--- START OF RAW DATA ---

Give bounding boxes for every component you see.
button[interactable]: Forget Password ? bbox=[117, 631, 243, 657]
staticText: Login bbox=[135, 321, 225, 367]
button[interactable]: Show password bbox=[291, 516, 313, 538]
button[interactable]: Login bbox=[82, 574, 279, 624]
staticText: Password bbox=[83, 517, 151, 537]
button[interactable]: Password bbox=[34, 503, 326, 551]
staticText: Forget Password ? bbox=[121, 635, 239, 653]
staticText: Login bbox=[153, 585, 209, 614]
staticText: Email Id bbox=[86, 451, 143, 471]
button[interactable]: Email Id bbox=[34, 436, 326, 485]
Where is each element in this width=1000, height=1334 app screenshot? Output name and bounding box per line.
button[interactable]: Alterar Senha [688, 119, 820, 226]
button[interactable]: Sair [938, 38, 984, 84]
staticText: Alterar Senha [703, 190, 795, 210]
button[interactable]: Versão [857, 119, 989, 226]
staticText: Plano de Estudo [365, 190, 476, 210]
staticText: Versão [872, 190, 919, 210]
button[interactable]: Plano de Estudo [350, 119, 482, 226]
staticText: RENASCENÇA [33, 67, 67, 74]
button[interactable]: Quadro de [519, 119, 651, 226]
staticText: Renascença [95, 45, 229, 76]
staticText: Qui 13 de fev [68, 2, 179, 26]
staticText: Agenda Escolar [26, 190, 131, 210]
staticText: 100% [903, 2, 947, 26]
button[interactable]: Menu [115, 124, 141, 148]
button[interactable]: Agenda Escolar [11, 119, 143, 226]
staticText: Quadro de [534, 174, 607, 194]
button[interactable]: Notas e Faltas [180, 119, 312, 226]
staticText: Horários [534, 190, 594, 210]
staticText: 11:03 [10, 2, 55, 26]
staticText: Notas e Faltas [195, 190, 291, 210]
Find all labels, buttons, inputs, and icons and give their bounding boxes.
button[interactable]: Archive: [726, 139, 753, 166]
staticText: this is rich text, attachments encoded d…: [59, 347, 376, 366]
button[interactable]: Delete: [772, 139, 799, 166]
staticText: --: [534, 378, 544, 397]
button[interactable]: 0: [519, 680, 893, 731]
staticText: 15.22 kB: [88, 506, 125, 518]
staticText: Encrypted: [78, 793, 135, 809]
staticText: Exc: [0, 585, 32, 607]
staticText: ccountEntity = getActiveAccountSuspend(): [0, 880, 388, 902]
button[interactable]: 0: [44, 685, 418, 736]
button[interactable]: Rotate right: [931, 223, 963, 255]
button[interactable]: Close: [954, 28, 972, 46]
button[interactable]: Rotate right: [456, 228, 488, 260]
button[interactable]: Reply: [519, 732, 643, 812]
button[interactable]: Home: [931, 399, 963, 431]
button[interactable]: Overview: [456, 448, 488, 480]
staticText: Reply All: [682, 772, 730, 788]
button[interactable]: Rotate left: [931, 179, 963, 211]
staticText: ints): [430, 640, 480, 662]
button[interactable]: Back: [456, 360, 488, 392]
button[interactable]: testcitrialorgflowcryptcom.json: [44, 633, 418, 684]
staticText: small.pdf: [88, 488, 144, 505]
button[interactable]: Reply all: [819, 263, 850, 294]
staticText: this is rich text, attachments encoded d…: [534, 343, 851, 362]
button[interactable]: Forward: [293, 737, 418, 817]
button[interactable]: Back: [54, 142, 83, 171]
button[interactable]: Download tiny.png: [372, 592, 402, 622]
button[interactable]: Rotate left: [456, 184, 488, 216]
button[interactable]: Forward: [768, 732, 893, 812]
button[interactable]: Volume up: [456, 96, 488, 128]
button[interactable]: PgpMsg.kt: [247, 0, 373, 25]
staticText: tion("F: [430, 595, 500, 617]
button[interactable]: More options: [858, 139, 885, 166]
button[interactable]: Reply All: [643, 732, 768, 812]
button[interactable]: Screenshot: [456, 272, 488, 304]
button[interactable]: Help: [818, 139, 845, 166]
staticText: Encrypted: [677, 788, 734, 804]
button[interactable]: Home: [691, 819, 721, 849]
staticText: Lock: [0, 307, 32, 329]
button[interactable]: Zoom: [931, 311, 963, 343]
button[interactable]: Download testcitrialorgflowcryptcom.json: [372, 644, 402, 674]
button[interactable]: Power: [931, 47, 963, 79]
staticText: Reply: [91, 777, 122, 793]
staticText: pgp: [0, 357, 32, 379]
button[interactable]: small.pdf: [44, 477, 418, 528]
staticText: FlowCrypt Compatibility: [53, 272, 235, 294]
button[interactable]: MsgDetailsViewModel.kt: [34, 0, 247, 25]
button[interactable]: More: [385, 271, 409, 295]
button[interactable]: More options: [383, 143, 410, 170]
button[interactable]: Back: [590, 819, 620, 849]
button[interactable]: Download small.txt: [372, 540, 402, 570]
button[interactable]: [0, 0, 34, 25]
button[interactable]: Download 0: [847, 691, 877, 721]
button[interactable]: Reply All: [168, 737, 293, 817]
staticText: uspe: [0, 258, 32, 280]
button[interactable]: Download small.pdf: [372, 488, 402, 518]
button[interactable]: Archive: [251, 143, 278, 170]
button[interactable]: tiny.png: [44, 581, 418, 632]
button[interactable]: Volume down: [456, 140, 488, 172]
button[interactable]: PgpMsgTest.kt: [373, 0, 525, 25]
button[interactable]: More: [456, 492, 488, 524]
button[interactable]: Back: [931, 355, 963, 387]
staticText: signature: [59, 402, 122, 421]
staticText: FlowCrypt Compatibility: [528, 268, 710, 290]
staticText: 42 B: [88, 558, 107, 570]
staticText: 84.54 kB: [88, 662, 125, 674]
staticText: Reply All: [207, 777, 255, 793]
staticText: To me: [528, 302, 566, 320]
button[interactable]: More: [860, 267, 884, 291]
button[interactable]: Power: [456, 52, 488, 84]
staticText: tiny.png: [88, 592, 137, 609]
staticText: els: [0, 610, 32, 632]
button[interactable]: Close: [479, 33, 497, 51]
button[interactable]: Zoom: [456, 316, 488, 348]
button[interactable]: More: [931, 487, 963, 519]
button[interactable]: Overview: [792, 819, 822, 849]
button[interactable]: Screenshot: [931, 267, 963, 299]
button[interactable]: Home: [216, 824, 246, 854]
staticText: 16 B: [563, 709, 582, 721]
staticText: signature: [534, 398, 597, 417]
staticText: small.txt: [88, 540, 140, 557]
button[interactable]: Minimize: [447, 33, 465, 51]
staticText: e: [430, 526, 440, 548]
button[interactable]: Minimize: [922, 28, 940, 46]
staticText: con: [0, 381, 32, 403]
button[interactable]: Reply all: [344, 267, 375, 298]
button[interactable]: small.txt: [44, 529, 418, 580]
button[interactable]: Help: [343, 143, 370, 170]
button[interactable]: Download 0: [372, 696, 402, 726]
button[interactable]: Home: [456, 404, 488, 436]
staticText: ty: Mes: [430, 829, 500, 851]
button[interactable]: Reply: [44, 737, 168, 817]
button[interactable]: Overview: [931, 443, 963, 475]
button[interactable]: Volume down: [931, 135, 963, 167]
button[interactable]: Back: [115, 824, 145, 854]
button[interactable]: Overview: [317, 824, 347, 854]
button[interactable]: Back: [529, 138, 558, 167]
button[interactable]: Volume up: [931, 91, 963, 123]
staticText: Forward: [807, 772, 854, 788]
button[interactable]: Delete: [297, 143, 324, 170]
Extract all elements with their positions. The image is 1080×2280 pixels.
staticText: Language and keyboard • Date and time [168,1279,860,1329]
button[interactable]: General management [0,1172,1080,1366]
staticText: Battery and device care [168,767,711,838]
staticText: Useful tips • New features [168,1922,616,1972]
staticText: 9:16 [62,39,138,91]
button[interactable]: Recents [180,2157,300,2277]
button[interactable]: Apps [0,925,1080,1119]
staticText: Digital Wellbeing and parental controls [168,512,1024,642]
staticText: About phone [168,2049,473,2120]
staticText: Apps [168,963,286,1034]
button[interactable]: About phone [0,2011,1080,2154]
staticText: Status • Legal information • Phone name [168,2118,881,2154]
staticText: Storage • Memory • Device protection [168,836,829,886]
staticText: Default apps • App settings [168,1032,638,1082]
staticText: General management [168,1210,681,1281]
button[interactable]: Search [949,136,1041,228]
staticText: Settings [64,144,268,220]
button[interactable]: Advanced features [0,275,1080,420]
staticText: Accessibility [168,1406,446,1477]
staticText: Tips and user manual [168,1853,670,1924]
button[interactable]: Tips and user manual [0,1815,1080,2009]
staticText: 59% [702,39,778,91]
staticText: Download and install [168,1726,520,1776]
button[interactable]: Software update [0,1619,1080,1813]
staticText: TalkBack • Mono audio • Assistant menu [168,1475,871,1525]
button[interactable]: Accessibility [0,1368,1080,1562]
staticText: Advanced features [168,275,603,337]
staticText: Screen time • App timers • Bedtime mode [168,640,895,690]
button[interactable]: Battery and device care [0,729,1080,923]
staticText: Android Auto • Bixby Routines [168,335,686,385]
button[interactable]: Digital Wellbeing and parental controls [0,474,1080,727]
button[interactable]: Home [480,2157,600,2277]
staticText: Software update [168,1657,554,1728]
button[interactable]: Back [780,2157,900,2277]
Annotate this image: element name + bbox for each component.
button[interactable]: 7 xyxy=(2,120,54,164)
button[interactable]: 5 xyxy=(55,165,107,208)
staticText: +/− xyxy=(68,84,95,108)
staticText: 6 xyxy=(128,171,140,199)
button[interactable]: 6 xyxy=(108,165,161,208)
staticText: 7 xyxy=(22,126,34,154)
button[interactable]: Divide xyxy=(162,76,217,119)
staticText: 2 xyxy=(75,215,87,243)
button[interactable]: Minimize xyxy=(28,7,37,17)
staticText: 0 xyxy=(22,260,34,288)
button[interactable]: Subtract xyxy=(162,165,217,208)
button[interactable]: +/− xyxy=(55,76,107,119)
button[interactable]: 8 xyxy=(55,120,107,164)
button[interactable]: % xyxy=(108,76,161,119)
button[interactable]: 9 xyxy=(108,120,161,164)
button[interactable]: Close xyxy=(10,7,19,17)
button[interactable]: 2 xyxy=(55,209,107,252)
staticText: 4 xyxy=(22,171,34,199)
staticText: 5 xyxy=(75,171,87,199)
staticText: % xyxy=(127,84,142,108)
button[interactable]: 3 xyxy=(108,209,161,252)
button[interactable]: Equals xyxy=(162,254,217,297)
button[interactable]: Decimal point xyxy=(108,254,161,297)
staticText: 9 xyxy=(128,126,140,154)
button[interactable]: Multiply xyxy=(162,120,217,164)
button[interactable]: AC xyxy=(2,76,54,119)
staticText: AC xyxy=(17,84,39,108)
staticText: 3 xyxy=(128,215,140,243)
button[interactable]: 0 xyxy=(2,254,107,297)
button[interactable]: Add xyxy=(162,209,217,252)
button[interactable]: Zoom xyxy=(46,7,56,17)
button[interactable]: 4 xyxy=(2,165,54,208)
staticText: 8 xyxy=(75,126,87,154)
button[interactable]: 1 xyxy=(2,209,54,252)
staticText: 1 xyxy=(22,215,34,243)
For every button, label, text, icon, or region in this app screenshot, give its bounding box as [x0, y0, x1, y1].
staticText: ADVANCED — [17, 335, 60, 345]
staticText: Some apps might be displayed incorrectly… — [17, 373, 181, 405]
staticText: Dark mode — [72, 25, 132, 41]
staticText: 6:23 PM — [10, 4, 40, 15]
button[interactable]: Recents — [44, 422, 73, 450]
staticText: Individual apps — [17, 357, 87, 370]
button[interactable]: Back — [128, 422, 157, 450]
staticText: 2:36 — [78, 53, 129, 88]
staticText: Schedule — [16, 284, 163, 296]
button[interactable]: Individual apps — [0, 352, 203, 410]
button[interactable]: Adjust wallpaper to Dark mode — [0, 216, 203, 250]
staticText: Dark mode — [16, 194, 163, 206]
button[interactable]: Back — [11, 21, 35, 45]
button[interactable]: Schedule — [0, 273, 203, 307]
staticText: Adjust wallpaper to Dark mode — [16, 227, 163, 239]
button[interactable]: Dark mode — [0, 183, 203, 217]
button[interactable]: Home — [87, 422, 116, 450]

--- END OF RAW DATA ---

▸ **WHAT YOU SHOULD DO**
Copy out the records verbatim, starting at the first line and ending at the line that contains "Where is each", with that line included.

▸ **SOLUTION TO THIS PROBLEM**
Give bounding boxes for every component you see.
button[interactable]: Forget Password ? bbox=[117, 631, 243, 657]
staticText: Login bbox=[135, 321, 225, 367]
button[interactable]: Show password bbox=[291, 516, 313, 538]
button[interactable]: Login bbox=[82, 574, 279, 624]
staticText: Password bbox=[83, 517, 151, 537]
button[interactable]: Password bbox=[34, 503, 326, 551]
staticText: Forget Password ? bbox=[121, 635, 239, 653]
staticText: Login bbox=[153, 585, 209, 614]
staticText: Email Id bbox=[86, 451, 143, 471]
button[interactable]: Email Id bbox=[34, 436, 326, 485]
Where is each element in this width=1000, height=1334 app screenshot? Output name and bounding box per line.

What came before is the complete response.